OBJECTIVE: Where a line holds the string "JSON", return that line.

LISTING:
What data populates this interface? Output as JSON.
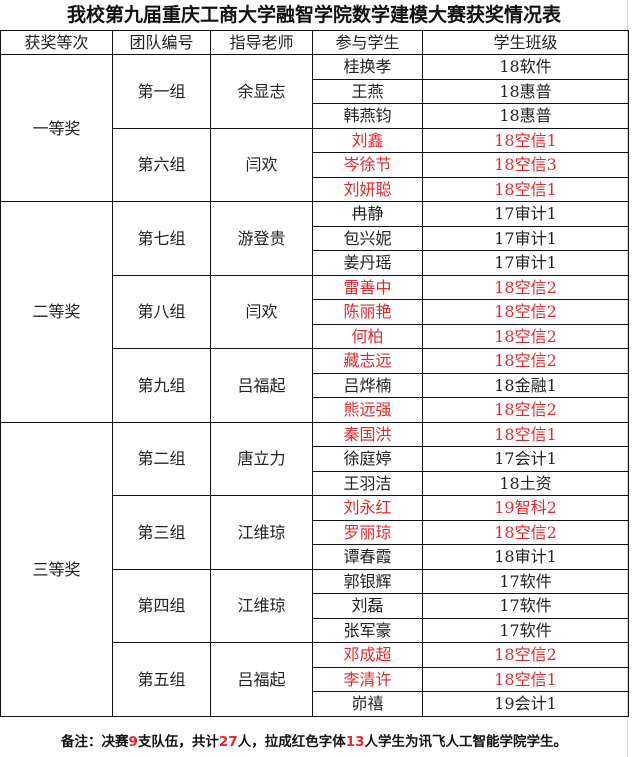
{
  "title": "我校第九届重庆工商大学融智学院数学建模大赛获奖情况表",
  "headers": [
    "获奖等次",
    "团队编号",
    "指导老师",
    "参与学生",
    "学生班级"
  ],
  "highlight_color": "#e8262c",
  "awards": [
    {
      "level": "一等奖",
      "teams": [
        {
          "team": "第一组",
          "advisor": "余显志",
          "students": [
            {
              "name": "桂换孝",
              "class": "18软件",
              "red": false
            },
            {
              "name": "王燕",
              "class": "18惠普",
              "red": false
            },
            {
              "name": "韩燕钧",
              "class": "18惠普",
              "red": false
            }
          ]
        },
        {
          "team": "第六组",
          "advisor": "闫欢",
          "students": [
            {
              "name": "刘鑫",
              "class": "18空信1",
              "red": true
            },
            {
              "name": "岑徐节",
              "class": "18空信3",
              "red": true
            },
            {
              "name": "刘妍聪",
              "class": "18空信1",
              "red": true
            }
          ]
        }
      ]
    },
    {
      "level": "二等奖",
      "teams": [
        {
          "team": "第七组",
          "advisor": "游登贵",
          "students": [
            {
              "name": "冉静",
              "class": "17审计1",
              "red": false
            },
            {
              "name": "包兴妮",
              "class": "17审计1",
              "red": false
            },
            {
              "name": "姜丹瑶",
              "class": "17审计1",
              "red": false
            }
          ]
        },
        {
          "team": "第八组",
          "advisor": "闫欢",
          "students": [
            {
              "name": "雷善中",
              "class": "18空信2",
              "red": true
            },
            {
              "name": "陈丽艳",
              "class": "18空信2",
              "red": true
            },
            {
              "name": "何柏",
              "class": "18空信2",
              "red": true
            }
          ]
        },
        {
          "team": "第九组",
          "advisor": "吕福起",
          "students": [
            {
              "name": "藏志远",
              "class": "18空信2",
              "red": true
            },
            {
              "name": "吕烨楠",
              "class": "18金融1",
              "red": false
            },
            {
              "name": "熊远强",
              "class": "18空信2",
              "red": true
            }
          ]
        }
      ]
    },
    {
      "level": "三等奖",
      "teams": [
        {
          "team": "第二组",
          "advisor": "唐立力",
          "students": [
            {
              "name": "秦国洪",
              "class": "18空信1",
              "red": true
            },
            {
              "name": "徐庭婷",
              "class": "17会计1",
              "red": false
            },
            {
              "name": "王羽洁",
              "class": "18土资",
              "red": false
            }
          ]
        },
        {
          "team": "第三组",
          "advisor": "江维琼",
          "students": [
            {
              "name": "刘永红",
              "class": "19智科2",
              "red": true
            },
            {
              "name": "罗丽琼",
              "class": "18空信2",
              "red": true
            },
            {
              "name": "谭春霞",
              "class": "18审计1",
              "red": false
            }
          ]
        },
        {
          "team": "第四组",
          "advisor": "江维琼",
          "students": [
            {
              "name": "郭银辉",
              "class": "17软件",
              "red": false
            },
            {
              "name": "刘磊",
              "class": "17软件",
              "red": false
            },
            {
              "name": "张军豪",
              "class": "17软件",
              "red": false
            }
          ]
        },
        {
          "team": "第五组",
          "advisor": "吕福起",
          "students": [
            {
              "name": "邓成超",
              "class": "18空信2",
              "red": true
            },
            {
              "name": "李清许",
              "class": "18空信1",
              "red": true
            },
            {
              "name": "峁禧",
              "class": "19会计1",
              "red": false
            }
          ]
        }
      ]
    }
  ],
  "note": {
    "p1": "备注：决赛",
    "n1": "9",
    "p2": "支队伍，共计",
    "n2": "27",
    "p3": "人，拉成红色字体",
    "n3": "13",
    "p4": "人学生为讯飞人工智能学院学生。"
  }
}
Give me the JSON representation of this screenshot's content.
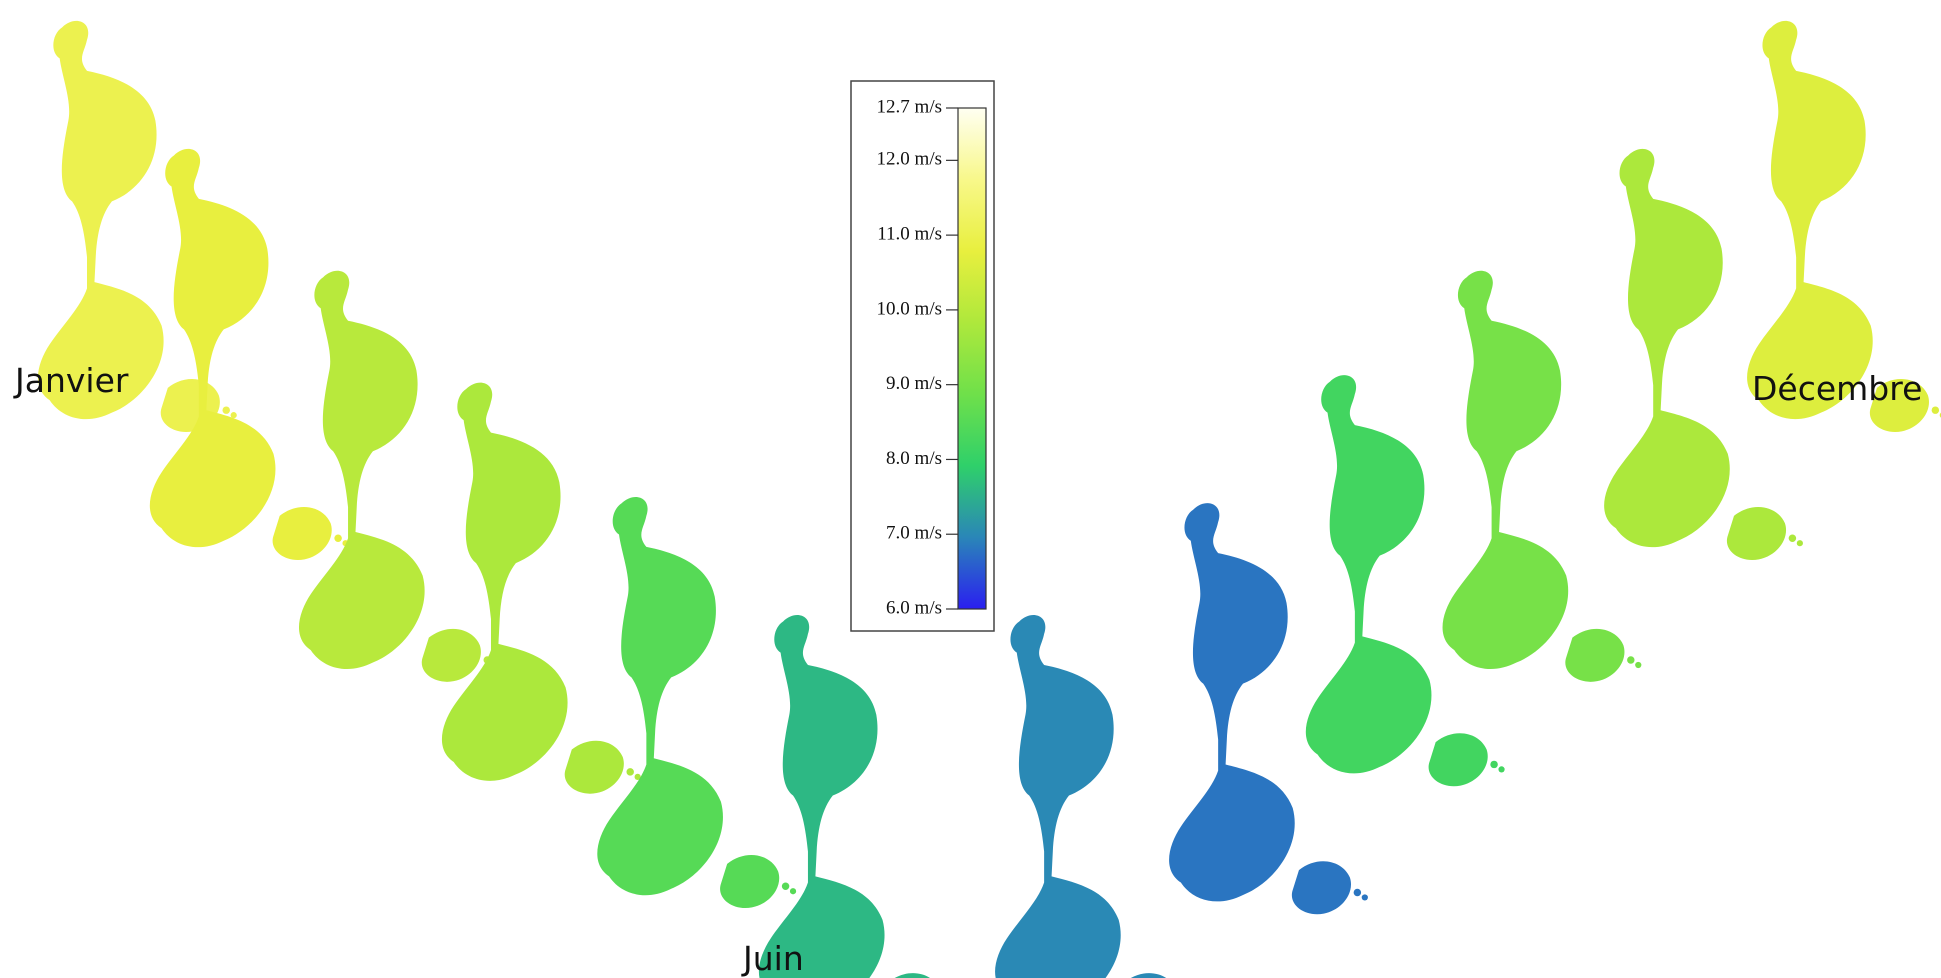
{
  "labels": [
    "Janvier",
    "Juin",
    "Décembre"
  ],
  "maps": [
    11.0,
    10.8,
    10.0,
    9.8,
    8.5,
    7.6,
    7.0,
    6.8,
    8.2,
    9.0,
    9.8,
    10.6
  ],
  "colorbar": {
    "range": [
      6.0,
      12.7
    ],
    "colors": [
      "#2a1ff0",
      "#2a86b8",
      "#2fd06a",
      "#6fe04a",
      "#aee83c",
      "#e8ef3e",
      "#f8f88a",
      "#fffff2"
    ],
    "ticks": [
      {
        "value": 12.7,
        "label": "12.7 m/s"
      },
      {
        "value": 12.0,
        "label": "12.0 m/s"
      },
      {
        "value": 11.0,
        "label": "11.0 m/s"
      },
      {
        "value": 10.0,
        "label": "10.0 m/s"
      },
      {
        "value": 9.0,
        "label": "9.0 m/s"
      },
      {
        "value": 8.0,
        "label": "8.0 m/s"
      },
      {
        "value": 7.0,
        "label": "7.0 m/s"
      },
      {
        "value": 6.0,
        "label": "6.0 m/s"
      }
    ]
  }
}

RESULT OF THIS TASK:
What data populates this interface? Output as JSON.
Give me the JSON representation of this screenshot's content.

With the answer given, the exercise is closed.